:: What is needed ::
Write out each record again exactly as it stands.

:: Data for this task ::

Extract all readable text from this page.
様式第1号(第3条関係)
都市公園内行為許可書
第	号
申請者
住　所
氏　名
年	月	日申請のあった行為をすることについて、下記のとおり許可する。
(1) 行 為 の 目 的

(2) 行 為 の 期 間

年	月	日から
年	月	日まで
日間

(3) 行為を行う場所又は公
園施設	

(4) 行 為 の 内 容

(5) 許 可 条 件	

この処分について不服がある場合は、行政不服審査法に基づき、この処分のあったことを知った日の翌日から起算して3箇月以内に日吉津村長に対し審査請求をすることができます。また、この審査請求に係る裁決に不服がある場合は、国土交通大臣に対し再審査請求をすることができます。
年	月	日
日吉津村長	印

:::

:: Complete response ::
Extract all readable text from this page.
様式第1号(第3条関係)
都市公園内行為許可書
第	号
申請者
住　所
氏　名
年	月	日申請のあった行為をすることについて、下記のとおり許可する。
(1) 行 為 の 目 的

(2) 行 為 の 期 間

年	月	日から
年	月	日まで
日間

(3) 行為を行う場所又は公
園施設	

(4) 行 為 の 内 容

(5) 許 可 条 件	

この処分について不服がある場合は、行政不服審査法に基づき、この処分のあったことを知った日の翌日から起算して3箇月以内に日吉津村長に対し審査請求をすることができます。また、この審査請求に係る裁決に不服がある場合は、国土交通大臣に対し再審査請求をすることができます。
年	月	日
日吉津村長	印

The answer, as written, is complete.